- _EXERCISE DIRECTIONS_:
Copy every line of the entries that includes the word "this".

- _EXTRACTED INFORMATION_:
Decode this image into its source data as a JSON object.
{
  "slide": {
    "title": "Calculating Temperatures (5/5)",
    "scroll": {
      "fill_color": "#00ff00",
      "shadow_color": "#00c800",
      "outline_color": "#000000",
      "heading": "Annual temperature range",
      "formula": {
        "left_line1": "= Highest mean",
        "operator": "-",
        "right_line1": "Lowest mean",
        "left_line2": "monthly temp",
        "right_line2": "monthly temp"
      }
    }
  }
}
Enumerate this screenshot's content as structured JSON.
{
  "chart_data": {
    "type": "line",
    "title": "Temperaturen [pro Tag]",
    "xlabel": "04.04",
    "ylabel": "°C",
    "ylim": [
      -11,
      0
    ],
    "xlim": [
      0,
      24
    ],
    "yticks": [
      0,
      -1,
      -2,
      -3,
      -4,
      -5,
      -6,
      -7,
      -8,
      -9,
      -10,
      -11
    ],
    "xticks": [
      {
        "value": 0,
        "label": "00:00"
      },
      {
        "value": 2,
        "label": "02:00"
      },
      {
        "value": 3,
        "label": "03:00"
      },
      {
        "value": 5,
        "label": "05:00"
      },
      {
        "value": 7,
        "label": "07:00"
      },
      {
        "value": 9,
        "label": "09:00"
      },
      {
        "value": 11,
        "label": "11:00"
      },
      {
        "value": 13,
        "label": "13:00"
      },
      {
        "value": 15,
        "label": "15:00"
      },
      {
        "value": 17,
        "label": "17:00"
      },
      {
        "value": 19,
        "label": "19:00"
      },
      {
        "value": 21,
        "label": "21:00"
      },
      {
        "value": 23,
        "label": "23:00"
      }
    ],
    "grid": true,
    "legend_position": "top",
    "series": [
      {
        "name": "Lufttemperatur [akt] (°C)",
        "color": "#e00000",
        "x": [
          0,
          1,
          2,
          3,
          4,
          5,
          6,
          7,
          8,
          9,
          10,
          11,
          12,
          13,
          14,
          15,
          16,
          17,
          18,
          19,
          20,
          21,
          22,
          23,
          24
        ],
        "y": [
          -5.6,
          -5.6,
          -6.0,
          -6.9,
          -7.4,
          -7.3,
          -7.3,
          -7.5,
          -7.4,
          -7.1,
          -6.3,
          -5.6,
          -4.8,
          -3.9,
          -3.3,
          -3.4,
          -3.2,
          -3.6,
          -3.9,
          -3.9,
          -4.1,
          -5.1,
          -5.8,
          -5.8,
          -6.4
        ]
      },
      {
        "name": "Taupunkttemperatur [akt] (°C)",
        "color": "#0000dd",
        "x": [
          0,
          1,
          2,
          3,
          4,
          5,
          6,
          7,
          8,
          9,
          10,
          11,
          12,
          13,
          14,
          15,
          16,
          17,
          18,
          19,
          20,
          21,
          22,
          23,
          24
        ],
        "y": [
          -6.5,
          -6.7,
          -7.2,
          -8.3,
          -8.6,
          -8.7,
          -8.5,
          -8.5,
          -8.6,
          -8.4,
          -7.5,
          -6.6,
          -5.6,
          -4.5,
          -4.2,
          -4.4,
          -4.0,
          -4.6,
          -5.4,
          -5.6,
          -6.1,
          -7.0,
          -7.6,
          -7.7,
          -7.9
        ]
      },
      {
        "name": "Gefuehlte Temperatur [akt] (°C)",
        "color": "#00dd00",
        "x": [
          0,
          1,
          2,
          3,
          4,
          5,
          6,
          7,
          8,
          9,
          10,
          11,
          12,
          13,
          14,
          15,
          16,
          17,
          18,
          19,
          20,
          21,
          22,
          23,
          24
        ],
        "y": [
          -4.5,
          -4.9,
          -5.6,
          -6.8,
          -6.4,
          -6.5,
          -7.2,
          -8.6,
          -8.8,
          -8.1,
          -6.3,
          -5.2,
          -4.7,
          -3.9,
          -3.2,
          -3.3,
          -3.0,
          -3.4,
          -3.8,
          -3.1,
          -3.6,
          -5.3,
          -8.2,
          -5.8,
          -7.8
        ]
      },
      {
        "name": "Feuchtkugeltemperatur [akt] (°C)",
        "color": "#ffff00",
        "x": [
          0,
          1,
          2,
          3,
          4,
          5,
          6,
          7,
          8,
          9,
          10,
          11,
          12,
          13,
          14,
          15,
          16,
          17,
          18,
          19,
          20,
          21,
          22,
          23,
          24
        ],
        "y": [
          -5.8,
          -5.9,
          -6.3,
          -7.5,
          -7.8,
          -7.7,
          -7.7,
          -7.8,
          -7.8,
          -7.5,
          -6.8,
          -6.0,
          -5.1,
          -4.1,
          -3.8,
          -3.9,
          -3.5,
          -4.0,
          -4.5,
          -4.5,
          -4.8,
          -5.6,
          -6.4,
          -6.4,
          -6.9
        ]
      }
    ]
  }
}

- _TASK RESPONSE_:
Decode this image into its source data as a JSON object.
Enumerate this screenshot's content as structured JSON.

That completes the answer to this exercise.